▶ [GIVEN EXERCISE]:
Count lines holding the string "dealers" in the data that follows. Reply with one number only.

____

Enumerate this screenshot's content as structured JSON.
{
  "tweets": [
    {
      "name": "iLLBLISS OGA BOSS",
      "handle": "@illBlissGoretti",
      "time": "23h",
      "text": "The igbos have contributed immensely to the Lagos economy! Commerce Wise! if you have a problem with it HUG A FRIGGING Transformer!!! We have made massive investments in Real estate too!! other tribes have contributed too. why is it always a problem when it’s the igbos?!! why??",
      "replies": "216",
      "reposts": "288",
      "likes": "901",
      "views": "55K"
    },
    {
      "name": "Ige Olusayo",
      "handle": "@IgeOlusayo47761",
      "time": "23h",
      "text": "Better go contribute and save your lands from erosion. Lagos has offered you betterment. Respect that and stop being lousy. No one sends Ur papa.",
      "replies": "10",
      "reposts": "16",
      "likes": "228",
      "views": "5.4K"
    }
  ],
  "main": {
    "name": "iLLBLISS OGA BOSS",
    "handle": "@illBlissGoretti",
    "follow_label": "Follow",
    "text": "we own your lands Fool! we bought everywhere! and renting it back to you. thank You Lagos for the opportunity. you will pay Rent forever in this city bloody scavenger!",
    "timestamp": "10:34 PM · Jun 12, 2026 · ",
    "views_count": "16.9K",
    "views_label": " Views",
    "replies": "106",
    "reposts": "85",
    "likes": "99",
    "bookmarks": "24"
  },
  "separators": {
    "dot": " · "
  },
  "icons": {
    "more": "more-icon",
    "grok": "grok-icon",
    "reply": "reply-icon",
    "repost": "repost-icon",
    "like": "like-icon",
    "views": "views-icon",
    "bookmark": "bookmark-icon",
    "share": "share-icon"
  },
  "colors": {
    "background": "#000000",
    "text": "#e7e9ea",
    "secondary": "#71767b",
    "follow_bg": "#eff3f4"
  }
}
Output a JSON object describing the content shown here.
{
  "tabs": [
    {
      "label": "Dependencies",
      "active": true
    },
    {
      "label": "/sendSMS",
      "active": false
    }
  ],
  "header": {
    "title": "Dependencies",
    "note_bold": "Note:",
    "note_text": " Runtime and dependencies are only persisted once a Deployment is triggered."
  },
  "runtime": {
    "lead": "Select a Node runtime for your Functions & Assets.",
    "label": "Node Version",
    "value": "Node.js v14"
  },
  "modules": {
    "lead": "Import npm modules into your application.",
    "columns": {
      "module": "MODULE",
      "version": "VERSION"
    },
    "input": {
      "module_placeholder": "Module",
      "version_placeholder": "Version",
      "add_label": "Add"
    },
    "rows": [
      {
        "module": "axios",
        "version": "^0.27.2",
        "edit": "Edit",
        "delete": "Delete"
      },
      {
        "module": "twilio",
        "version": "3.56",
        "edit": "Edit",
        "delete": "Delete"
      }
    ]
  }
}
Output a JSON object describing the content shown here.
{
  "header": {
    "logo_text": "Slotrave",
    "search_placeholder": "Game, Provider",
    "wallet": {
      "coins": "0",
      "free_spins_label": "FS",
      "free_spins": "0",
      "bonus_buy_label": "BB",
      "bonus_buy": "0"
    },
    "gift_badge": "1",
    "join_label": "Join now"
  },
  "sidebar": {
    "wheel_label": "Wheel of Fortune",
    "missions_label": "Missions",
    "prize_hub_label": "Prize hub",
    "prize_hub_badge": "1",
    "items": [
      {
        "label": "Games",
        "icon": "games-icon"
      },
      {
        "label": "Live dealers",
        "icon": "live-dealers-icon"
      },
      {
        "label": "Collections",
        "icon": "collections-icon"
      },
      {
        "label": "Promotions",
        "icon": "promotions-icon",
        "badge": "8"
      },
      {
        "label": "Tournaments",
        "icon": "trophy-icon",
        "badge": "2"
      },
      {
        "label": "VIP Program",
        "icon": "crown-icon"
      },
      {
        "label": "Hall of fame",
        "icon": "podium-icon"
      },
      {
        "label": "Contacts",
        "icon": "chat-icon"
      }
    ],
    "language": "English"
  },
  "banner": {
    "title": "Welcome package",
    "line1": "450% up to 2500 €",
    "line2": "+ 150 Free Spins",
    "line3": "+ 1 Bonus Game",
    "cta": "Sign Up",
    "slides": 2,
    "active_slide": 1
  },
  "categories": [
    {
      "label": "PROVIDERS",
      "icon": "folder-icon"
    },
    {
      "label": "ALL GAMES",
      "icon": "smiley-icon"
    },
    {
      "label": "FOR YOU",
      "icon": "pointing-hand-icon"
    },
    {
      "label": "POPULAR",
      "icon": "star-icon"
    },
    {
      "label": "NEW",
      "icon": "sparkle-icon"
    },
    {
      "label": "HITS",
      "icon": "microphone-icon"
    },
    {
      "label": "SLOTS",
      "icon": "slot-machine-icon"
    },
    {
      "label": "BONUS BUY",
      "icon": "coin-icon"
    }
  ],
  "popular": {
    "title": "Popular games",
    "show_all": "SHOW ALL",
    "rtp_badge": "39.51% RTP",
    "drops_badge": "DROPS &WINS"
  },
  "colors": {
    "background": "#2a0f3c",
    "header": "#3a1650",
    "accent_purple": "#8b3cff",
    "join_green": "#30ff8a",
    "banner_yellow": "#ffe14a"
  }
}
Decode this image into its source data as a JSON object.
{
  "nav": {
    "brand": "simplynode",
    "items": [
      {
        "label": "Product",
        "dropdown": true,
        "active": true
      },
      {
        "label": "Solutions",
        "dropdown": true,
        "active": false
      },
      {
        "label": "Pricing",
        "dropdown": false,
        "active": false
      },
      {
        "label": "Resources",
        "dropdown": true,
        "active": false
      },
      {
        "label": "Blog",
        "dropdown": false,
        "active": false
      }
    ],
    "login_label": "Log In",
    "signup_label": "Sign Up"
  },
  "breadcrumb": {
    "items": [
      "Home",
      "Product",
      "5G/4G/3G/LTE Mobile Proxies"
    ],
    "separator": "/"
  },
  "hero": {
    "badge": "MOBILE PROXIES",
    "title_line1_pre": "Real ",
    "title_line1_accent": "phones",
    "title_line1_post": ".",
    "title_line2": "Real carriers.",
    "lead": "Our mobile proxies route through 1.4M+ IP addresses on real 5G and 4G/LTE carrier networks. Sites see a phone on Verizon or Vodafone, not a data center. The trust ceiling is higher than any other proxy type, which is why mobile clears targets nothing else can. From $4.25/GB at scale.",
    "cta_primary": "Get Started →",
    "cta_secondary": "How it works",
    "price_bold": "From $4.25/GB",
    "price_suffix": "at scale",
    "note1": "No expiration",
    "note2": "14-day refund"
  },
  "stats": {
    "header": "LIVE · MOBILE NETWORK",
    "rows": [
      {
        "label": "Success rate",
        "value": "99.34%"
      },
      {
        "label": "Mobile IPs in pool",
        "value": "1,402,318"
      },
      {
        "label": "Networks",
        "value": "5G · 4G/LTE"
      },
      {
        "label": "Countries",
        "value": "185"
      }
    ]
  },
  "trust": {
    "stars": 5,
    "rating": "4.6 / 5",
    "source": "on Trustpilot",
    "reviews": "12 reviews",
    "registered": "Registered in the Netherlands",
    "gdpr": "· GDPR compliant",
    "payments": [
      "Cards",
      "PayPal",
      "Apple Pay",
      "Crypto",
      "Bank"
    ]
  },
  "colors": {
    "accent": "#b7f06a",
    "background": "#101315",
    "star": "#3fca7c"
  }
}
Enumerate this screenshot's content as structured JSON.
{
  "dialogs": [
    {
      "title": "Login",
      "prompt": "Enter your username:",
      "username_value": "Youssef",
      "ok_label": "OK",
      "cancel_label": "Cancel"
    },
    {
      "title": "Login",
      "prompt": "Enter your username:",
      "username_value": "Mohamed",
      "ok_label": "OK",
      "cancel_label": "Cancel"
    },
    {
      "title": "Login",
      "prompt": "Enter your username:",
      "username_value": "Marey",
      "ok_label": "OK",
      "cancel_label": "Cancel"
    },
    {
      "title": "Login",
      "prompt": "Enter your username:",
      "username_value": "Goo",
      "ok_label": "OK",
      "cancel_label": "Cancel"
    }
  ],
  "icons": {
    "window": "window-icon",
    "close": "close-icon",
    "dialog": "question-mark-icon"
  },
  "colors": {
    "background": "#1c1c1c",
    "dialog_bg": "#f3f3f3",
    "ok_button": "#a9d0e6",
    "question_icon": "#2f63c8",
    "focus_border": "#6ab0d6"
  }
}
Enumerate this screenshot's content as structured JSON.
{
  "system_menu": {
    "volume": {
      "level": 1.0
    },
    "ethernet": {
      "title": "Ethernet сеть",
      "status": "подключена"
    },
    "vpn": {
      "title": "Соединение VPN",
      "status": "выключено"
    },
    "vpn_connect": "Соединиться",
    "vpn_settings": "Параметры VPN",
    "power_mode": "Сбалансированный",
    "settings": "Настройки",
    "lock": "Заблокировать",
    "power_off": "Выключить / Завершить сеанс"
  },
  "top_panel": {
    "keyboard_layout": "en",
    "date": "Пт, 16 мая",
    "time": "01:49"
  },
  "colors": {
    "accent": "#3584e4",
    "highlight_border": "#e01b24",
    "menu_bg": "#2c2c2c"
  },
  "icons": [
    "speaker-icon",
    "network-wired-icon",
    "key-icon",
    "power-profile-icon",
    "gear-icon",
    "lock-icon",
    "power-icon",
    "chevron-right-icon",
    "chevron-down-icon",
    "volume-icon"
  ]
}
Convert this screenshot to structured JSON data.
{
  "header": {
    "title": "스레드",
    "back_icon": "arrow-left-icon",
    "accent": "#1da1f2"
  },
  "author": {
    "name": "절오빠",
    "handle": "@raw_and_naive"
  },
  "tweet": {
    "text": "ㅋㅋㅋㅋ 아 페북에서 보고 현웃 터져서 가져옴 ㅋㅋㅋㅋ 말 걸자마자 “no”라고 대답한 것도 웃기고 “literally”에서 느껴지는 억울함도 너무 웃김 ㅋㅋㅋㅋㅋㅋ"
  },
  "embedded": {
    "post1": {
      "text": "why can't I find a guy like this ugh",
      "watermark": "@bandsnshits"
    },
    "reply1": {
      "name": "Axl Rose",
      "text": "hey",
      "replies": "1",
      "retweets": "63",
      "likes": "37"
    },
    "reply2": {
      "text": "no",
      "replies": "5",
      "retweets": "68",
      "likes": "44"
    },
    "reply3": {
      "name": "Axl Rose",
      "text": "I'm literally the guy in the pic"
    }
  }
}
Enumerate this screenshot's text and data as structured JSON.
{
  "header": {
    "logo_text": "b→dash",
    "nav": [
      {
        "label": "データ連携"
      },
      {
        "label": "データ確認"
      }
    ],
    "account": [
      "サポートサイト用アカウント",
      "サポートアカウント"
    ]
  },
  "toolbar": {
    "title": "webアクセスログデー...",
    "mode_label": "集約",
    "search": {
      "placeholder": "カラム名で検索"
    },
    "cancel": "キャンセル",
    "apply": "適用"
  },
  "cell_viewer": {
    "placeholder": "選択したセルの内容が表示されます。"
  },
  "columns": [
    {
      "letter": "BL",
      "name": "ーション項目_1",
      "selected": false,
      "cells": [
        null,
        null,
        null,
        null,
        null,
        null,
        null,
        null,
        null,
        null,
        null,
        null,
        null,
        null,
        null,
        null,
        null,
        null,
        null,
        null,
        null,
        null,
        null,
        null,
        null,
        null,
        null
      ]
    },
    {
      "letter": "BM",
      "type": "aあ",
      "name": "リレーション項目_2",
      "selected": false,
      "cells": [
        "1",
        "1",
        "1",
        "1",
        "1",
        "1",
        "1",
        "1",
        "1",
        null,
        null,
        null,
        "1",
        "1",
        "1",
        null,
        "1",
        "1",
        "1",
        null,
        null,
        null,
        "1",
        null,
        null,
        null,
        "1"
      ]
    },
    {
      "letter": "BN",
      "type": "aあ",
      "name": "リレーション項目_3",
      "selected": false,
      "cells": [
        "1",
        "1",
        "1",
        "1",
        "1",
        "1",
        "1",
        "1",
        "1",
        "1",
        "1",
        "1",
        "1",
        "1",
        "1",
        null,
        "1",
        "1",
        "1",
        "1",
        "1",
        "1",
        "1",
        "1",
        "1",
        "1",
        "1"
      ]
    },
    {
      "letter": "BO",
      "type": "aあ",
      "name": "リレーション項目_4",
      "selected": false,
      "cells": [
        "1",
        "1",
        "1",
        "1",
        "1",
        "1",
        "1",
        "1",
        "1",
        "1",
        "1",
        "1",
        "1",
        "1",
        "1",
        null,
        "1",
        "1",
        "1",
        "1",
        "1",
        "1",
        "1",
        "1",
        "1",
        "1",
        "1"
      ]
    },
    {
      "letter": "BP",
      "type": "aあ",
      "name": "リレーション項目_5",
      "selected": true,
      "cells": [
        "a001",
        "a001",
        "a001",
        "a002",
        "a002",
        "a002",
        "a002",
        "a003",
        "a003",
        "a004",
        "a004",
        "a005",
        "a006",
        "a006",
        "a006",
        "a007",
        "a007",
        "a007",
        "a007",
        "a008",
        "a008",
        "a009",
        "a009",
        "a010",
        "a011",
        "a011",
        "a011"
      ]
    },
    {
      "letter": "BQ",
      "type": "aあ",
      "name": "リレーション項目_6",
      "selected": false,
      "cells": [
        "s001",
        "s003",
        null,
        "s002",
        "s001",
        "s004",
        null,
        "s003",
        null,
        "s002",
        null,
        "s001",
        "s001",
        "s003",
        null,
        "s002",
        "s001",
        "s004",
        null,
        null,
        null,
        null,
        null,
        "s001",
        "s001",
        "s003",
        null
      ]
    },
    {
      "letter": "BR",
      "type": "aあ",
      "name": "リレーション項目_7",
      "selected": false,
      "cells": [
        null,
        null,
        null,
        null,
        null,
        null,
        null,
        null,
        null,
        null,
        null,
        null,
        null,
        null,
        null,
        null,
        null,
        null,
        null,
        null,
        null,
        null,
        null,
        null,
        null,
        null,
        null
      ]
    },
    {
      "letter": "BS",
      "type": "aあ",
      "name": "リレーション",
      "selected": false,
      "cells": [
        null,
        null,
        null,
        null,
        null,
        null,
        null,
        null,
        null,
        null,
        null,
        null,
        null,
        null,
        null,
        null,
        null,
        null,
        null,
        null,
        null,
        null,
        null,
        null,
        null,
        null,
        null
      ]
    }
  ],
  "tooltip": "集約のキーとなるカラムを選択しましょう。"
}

____

▶ [RESULT OF THE EXERCISE]:
2